**Goal 1:** Extract the listing from its first line through the line containing "cell-divider (243, 222, 244, 237)", and reproduce those lines unchanged.

**Excerpt to read:**
>> begin
If you are going to roll-your-own solution, start with retro and build from there. Retro is the most important part of the process. There's a reason it's the only explicit activity mentioned in the manifesto. As long as you keep reflecting on past performance and continually try to improve you'll probably end up with a good process.



Retro is one of the worst parts about agile IMHO.

It encourages everyone to ignore/bottle up issues until the magical retro day where everyone can spend a couple of hours venting their frustration. At which point nothing gets done and the process repeats. Project issues should be resolved immediately, directly with the people responsible and with actionable outcomes. Not during a glorified weekly/fortnightly 'meeting'.


It encourages everyone to ignore/bottle up issues until the magical retro day where everyone can spend a couple of hours venting their frustration. At which point nothing gets done and the process repeats. Project issues should be resolved immediately, directly with the people responsible and with actionable outcomes. Not during a glorified weekly/fortnightly 'meeting'.

If that's what happening then the retros are being terribly run. Especially if you're not coming away with an actionable outcome.

If you can deal with it immediately - you deal with it immediately. Nothing in any agile process says you should save it up for the retro. Many quite forcefully say the opposite.

The retro is for helping you spot larger scale issues or systematic problems that you miss / don't have the room to address in the day-to-day project.

(For example, we ran one last Friday where it was pointed that I'd been a bottleneck on several different tasks. I'd not been bright enough to spot that myself. Since the bottlenecks were with different folk nobody had spotted it at the time. Bring everybody together and - boom - problem identified and some options for solutions spotted. No angst or venting involved. There was cake though ;-)


"At regular intervals, the team reflects on how to become more effective, then tunes and adjusts its behavior accordingly."

That's what I mean by retro. Two parts: self-reflection, and change of behavior.

Sounds like your problem with retro is that behavior isn't changing. Maybe it's management stopping things from changing, or teammates who refuse to go along with what the team wants. A team that won't change won't get better.
>> end
**Goal 2:** Copy the discussion about agile retros word for word.

**Given information:**
>> begin
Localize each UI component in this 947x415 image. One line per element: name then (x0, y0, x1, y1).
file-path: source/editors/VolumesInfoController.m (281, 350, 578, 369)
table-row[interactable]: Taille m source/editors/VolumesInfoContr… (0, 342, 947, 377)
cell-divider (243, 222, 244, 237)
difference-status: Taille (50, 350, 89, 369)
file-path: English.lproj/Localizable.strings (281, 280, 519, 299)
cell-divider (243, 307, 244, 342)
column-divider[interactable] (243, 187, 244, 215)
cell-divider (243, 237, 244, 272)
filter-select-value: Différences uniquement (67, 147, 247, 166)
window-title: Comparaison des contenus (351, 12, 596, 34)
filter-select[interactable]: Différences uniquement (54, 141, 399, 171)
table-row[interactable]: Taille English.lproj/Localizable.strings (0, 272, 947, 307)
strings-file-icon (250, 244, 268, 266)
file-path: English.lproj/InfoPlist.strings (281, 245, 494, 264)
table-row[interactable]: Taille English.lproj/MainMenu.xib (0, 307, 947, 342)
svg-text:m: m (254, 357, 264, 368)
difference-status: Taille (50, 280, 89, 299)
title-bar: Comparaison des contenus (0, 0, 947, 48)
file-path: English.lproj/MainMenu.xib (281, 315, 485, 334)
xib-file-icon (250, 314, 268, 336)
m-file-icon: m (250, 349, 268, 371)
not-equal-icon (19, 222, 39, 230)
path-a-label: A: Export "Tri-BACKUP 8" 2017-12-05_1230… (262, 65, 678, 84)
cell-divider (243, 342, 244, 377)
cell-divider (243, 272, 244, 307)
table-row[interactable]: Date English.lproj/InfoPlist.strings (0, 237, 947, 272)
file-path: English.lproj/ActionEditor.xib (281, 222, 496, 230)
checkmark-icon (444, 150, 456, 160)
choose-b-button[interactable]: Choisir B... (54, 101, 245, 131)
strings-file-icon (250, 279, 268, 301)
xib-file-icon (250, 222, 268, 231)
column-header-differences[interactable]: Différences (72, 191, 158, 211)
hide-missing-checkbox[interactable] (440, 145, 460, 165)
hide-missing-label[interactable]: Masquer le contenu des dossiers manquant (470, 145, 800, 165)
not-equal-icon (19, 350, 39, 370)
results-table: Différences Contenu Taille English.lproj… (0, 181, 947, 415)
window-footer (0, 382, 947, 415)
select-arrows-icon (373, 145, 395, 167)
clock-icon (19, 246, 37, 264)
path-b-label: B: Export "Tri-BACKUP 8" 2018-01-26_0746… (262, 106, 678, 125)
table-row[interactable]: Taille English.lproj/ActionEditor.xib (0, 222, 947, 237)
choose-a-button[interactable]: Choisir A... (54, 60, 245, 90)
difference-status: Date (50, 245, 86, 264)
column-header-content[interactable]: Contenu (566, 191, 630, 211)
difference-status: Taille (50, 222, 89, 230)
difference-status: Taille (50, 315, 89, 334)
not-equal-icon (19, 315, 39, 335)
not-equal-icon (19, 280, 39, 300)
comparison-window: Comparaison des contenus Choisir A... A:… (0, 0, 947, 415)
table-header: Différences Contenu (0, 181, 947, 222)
>> end
**Final answer 1:**
Localize each UI component in this 947x415 image. One line per element: name then (x0, y0, x1, y1).
file-path: source/editors/VolumesInfoController.m (281, 350, 578, 369)
table-row[interactable]: Taille m source/editors/VolumesInfoContr… (0, 342, 947, 377)
cell-divider (243, 222, 244, 237)

**Final answer 2:**
If you are going to roll-your-own solution, start with retro and build from there. Retro is the most important part of the process. There's a reason it's the only explicit activity mentioned in the manifesto. As long as you keep reflecting on past performance and continually try to improve you'll probably end up with a good process.



Retro is one of the worst parts about agile IMHO.

It encourages everyone to ignore/bottle up issues until the magical retro day where everyone can spend a couple of hours venting their frustration. At which point nothing gets done and the process repeats. Project issues should be resolved immediately, directly with the people responsible and with actionable outcomes. Not during a glorified weekly/fortnightly 'meeting'.


It encourages everyone to ignore/bottle up issues until the magical retro day where everyone can spend a couple of hours venting their frustration. At which point nothing gets done and the process repeats. Project issues should be resolved immediately, directly with the people responsible and with actionable outcomes. Not during a glorified weekly/fortnightly 'meeting'.

If that's what happening then the retros are being terribly run. Especially if you're not coming away with an actionable outcome.

If you can deal with it immediately - you deal with it immediately. Nothing in any agile process says you should save it up for the retro. Many quite forcefully say the opposite.

The retro is for helping you spot larger scale issues or systematic problems that you miss / don't have the room to address in the day-to-day project.

(For example, we ran one last Friday where it was pointed that I'd been a bottleneck on several different tasks. I'd not been bright enough to spot that myself. Since the bottlenecks were with different folk nobody had spotted it at the time. Bring everybody together and - boom - problem identified and some options for solutions spotted. No angst or venting involved. There was cake though ;-)


"At regular intervals, the team reflects on how to become more effective, then tunes and adjusts its behavior accordingly."

That's what I mean by retro. Two parts: self-reflection, and change of behavior.

Sounds like your problem with retro is that behavior isn't changing. Maybe it's management stopping things from changing, or teammates who refuse to go along with what the team wants. A team that won't change won't get better.